# Start of STORED ROWS

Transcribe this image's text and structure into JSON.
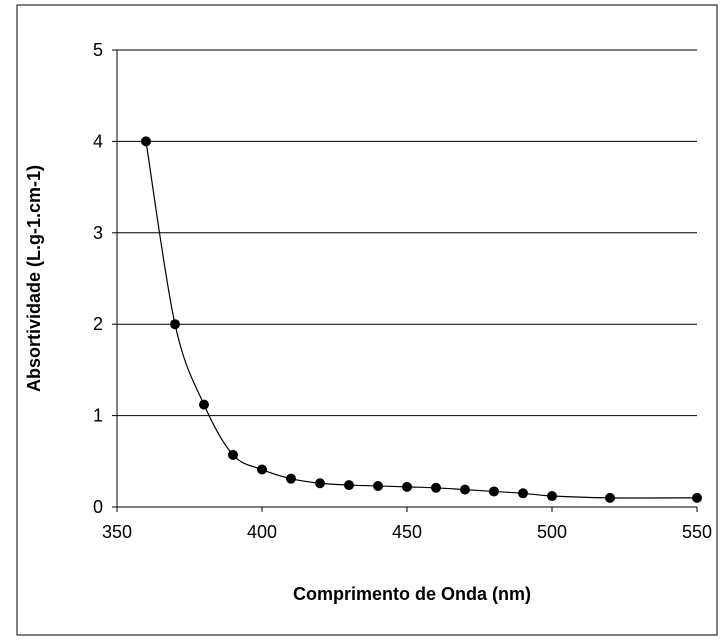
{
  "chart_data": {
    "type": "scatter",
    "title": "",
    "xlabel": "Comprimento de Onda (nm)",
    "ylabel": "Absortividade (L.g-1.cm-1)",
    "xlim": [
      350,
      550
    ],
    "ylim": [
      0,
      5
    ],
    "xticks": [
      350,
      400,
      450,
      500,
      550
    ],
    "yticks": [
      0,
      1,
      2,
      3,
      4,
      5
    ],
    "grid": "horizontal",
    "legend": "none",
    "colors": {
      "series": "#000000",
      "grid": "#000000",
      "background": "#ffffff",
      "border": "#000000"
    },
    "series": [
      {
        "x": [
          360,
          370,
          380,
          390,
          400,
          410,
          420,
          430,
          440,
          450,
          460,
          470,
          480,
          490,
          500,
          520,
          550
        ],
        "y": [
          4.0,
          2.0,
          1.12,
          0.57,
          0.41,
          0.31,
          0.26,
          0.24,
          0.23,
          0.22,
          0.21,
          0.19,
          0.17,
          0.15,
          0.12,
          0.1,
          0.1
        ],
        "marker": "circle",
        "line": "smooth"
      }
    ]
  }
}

# End of STORED ROWS
# Start of STORED ROWS

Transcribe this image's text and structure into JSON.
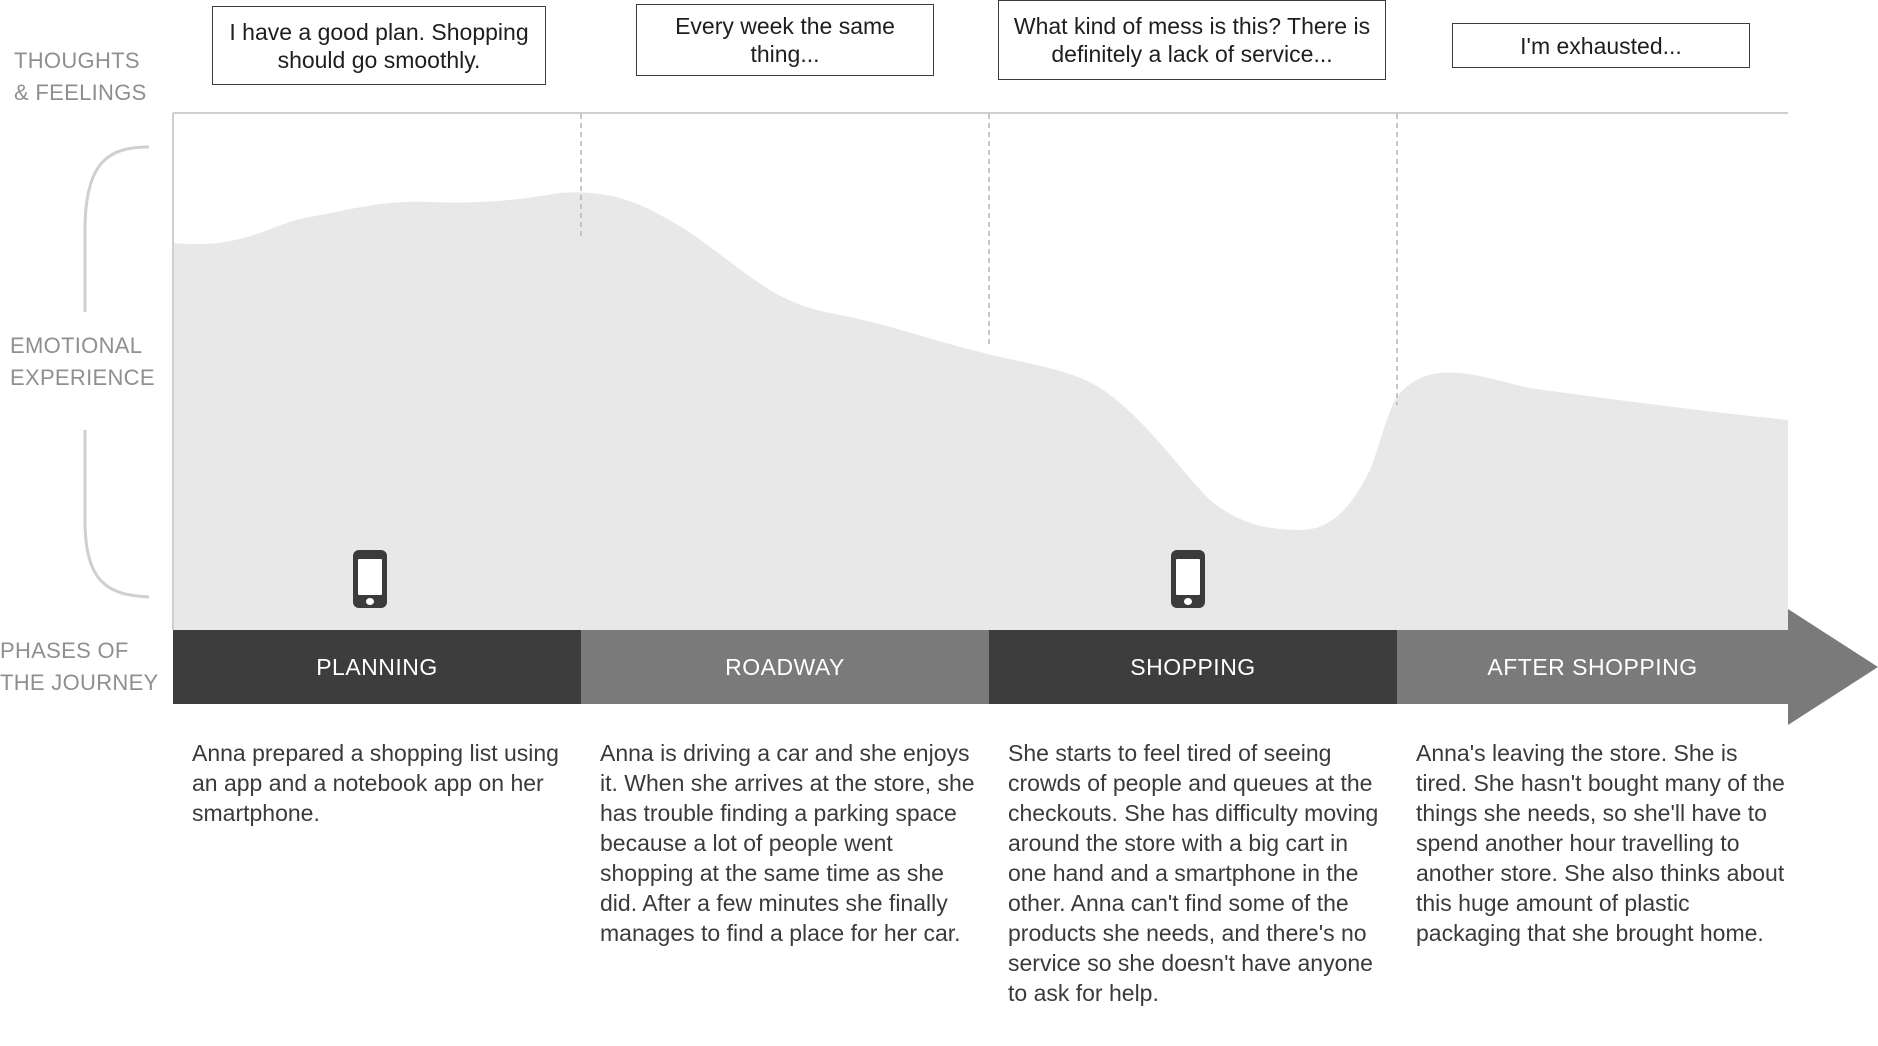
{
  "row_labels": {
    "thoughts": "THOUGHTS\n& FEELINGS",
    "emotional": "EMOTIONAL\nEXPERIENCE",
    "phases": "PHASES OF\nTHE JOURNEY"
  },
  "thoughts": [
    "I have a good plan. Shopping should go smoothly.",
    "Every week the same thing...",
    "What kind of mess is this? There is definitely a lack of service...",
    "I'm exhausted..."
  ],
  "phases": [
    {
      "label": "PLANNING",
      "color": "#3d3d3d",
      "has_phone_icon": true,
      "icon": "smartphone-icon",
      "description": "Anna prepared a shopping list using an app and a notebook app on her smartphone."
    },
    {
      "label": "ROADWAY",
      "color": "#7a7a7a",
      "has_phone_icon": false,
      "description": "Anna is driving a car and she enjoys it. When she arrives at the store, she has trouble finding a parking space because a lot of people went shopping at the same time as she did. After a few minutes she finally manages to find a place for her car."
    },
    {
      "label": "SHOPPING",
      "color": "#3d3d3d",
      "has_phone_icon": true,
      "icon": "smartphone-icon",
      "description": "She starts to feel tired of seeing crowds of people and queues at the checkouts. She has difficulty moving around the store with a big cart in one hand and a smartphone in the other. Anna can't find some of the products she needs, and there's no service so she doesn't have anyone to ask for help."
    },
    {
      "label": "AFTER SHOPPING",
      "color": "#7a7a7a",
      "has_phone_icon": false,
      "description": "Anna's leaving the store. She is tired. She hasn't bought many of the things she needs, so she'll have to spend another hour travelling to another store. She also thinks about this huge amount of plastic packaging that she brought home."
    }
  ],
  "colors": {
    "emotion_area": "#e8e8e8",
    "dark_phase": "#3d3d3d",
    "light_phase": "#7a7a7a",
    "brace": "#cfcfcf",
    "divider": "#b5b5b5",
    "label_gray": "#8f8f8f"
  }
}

# End of STORED ROWS

■ **WORK INSTRUCTIONS**
What is the number of lines in the data that hold the string "phases"? Answer with the number only.

■ **FINAL RESULT**
2